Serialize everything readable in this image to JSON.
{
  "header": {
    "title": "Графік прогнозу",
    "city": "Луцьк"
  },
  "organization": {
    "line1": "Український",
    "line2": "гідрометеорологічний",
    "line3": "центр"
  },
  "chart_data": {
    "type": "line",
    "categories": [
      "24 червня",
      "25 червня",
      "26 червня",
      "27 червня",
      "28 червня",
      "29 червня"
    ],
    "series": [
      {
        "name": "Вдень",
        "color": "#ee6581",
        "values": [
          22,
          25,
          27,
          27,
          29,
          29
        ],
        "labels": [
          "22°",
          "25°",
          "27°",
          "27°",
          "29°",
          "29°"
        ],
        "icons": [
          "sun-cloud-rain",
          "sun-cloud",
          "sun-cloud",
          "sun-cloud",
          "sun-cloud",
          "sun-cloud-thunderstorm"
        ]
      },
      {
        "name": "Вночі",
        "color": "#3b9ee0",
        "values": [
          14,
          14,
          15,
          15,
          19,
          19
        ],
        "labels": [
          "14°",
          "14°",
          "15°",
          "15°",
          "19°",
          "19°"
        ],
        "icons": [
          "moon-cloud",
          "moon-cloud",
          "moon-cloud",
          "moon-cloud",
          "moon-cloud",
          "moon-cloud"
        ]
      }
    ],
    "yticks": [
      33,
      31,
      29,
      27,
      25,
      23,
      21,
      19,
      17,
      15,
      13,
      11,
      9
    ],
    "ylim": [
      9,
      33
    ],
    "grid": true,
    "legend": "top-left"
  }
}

- - -

Work to be completed: Go through the records above, find every line with the word "червня", and list those lines.

Task answer:
      "24 червня",
      "25 червня",
      "26 червня",
      "27 червня",
      "28 червня",
      "29 червня"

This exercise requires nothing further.